### Your task
Present every line in which the string "променливо" appears.

Records from a data collection:
* * * *
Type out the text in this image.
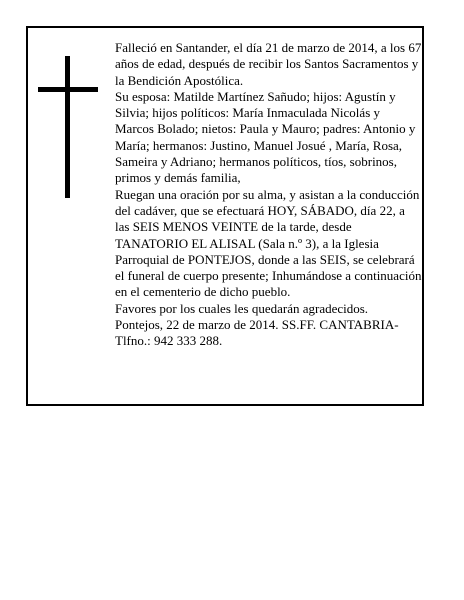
Falleció en Santander, el día 21 de marzo de 2014, a los 67 años de edad, después de recibir los Santos Sacramentos y la Bendición Apostólica.

Su esposa: Matilde Martínez Sañudo; hijos: Agustín y Silvia; hijos políticos: María Inmaculada Nicolás y Marcos Bolado; nietos: Paula y Mauro; padres: Antonio y María; hermanos: Justino, Manuel Josué , María, Rosa, Sameira y Adriano; hermanos políticos, tíos, sobrinos, primos y demás familia,

Ruegan una oración por su alma, y asistan a la conducción del cadáver, que se efectuará HOY, SÁBADO, día 22, a las SEIS MENOS VEINTE de la tarde, desde TANATORIO EL ALISAL (Sala n.º 3), a la Iglesia Parroquial de PONTEJOS, donde a las SEIS, se celebrará el funeral de cuerpo presente; Inhumándose a continuación en el cementerio de dicho pueblo.

Favores por los cuales les quedarán agradecidos.

Pontejos, 22 de marzo de 2014. SS.FF. CANTABRIA-Tlfno.: 942 333 288.
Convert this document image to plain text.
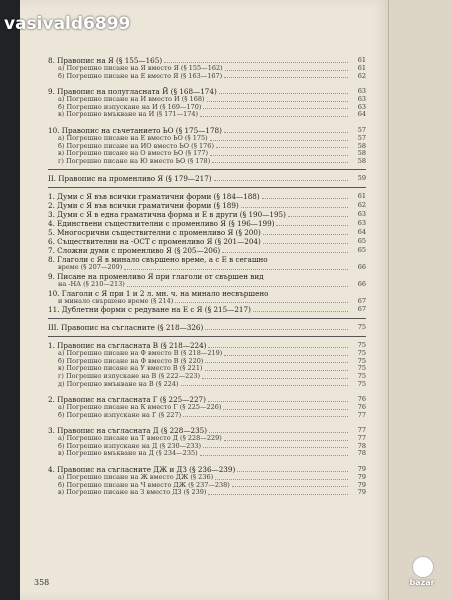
vasivald6899
8. Правопис на Я (§ 155—165)	61
а) Погрешно писане на Я вместо Я (§ 155—162)	61
б) Погрешно писане на Е вместо Я (§ 163—167)	62
9. Правопис на полугласната Й (§ 168—174)	63
а) Погрешно писане на И вместо Й (§ 168)	63
б) Погрешно изпускане на Й (§ 169—170)	63
в) Погрешно вмъкване на Й (§ 171—174)	64
10. Правопис на съчетанието ЬО (§ 175—178)	57
а) Погрешно писане на Е вместо ЬО (§ 175)	57
б) Погрешно писане на ЙО вместо ЬО (§ 176)	58
в) Погрешно писане на О вместо ЬО (§ 177)	58
г) Погрешно писане на Ю вместо ЬО (§ 178)	58
II. Правопис на променливо Я (§ 179—217)	59
1. Думи с Я във всички граматични форми (§ 184—188)	61
2. Думи с Я във всички граматични форми (§ 189)	62
3. Думи с Я в една граматична форма и Е в други (§ 190—195)	63
4. Единствени съществителни с променливо Я (§ 196—199)	63
5. Многосрични съществителни с променливо Я (§ 200)	64
6. Съществителни на -ОСТ с променливо Я (§ 201—204)	65
7. Сложни думи с променливо Я (§ 205—206)	65
8. Глаголи с Я в минало свършено време, а с Е в сегашно
време (§ 207—209)	66
9. Писане на променливо Я при глаголи от свършен вид
на -НА (§ 210—213)	66
10. Глаголи с Я при 1 и 2 л. мн. ч. на минало несвършено
и минало свършено време (§ 214)	67
11. Дублетни форми с редуване на Е с Я (§ 215—217)	67
III. Правопис на съгласните (§ 218—326)	75
1. Правопис на съгласната В (§ 218—224)	75
а) Погрешно писане на Ф вместо В (§ 218—219)	75
б) Погрешно писане на Ф вместо В (§ 220)	75
в) Погрешно писане на У вместо В (§ 221)	75
г) Погрешно изпускане на В (§ 222—223)	75
д) Погрешно вмъкване на В (§ 224)	75
2. Правопис на съгласната Г (§ 225—227)	76
а) Погрешно писане на К вместо Г (§ 225—226)	76
б) Погрешно изпускане на Г (§ 227)	77
3. Правопис на съгласната Д (§ 228—235)	77
а) Погрешно писане на Т вместо Д (§ 228—229)	77
б) Погрешно изпускане на Д (§ 230—233)	78
в) Погрешно вмъкване на Д (§ 234—235)	78
4. Правопис на съгласните ДЖ и ДЗ (§ 236—239)	79
а) Погрешно писане на Ж вместо ДЖ (§ 236)	79
б) Погрешно писане на Ч вместо ДЖ (§ 237—238)	79
в) Погрешно писане на З вместо ДЗ (§ 239)	79
358	bazar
* * * *
### Expected answer
II. Правопис на променливо Я (§ 179—217)	59
4. Единствени съществителни с променливо Я (§ 196—199)	63
5. Многосрични съществителни с променливо Я (§ 200)	64
6. Съществителни на -ОСТ с променливо Я (§ 201—204)	65
7. Сложни думи с променливо Я (§ 205—206)	65
9. Писане на променливо Я при глаголи от свършен вид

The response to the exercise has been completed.